-- START OF RECORD SET --

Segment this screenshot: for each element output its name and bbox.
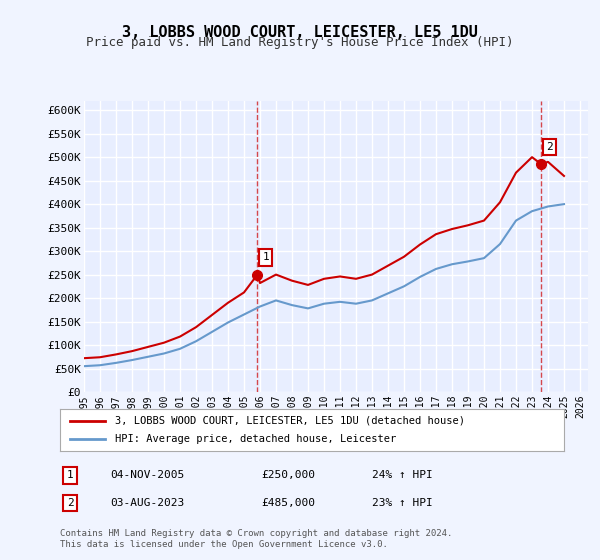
Text: HPI: Average price, detached house, Leicester: HPI: Average price, detached house, Leic… — [115, 434, 397, 444]
Text: 3, LOBBS WOOD COURT, LEICESTER, LE5 1DU: 3, LOBBS WOOD COURT, LEICESTER, LE5 1DU — [122, 25, 478, 40]
Text: 1: 1 — [67, 470, 73, 480]
Text: £250,000: £250,000 — [262, 470, 316, 480]
Text: Contains HM Land Registry data © Crown copyright and database right 2024.
This d: Contains HM Land Registry data © Crown c… — [60, 529, 452, 549]
Text: 2: 2 — [67, 498, 73, 508]
Text: 2: 2 — [546, 142, 553, 152]
Text: 04-NOV-2005: 04-NOV-2005 — [110, 470, 185, 480]
Text: 3, LOBBS WOOD COURT, LEICESTER, LE5 1DU (detached house): 3, LOBBS WOOD COURT, LEICESTER, LE5 1DU … — [115, 416, 466, 426]
Text: 1: 1 — [262, 253, 269, 263]
Text: 23% ↑ HPI: 23% ↑ HPI — [373, 498, 433, 508]
Text: Price paid vs. HM Land Registry's House Price Index (HPI): Price paid vs. HM Land Registry's House … — [86, 36, 514, 49]
Text: £485,000: £485,000 — [262, 498, 316, 508]
Text: 24% ↑ HPI: 24% ↑ HPI — [373, 470, 433, 480]
Text: 03-AUG-2023: 03-AUG-2023 — [110, 498, 185, 508]
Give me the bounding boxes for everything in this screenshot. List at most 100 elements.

-- END OF RECORD SET --

WRITTEN EXERCISE
Copy the records above line for line without changing anything, and leave out the pictures.

ANSWER TO THIS PROBLEM
Segment this screenshot: for each element output its name and bbox.
Text: HPI: Average price, detached house, Leicester: HPI: Average price, detached house, Leic… — [115, 434, 397, 444]
Text: 3, LOBBS WOOD COURT, LEICESTER, LE5 1DU: 3, LOBBS WOOD COURT, LEICESTER, LE5 1DU — [122, 25, 478, 40]
Text: 1: 1 — [67, 470, 73, 480]
Text: £250,000: £250,000 — [262, 470, 316, 480]
Text: Contains HM Land Registry data © Crown copyright and database right 2024.
This d: Contains HM Land Registry data © Crown c… — [60, 529, 452, 549]
Text: 2: 2 — [67, 498, 73, 508]
Text: 2: 2 — [546, 142, 553, 152]
Text: 04-NOV-2005: 04-NOV-2005 — [110, 470, 185, 480]
Text: 3, LOBBS WOOD COURT, LEICESTER, LE5 1DU (detached house): 3, LOBBS WOOD COURT, LEICESTER, LE5 1DU … — [115, 416, 466, 426]
Text: 1: 1 — [262, 253, 269, 263]
Text: 23% ↑ HPI: 23% ↑ HPI — [373, 498, 433, 508]
Text: Price paid vs. HM Land Registry's House Price Index (HPI): Price paid vs. HM Land Registry's House … — [86, 36, 514, 49]
Text: £485,000: £485,000 — [262, 498, 316, 508]
Text: 24% ↑ HPI: 24% ↑ HPI — [373, 470, 433, 480]
Text: 03-AUG-2023: 03-AUG-2023 — [110, 498, 185, 508]
Give me the bounding boxes for everything in this screenshot. List at most 100 elements.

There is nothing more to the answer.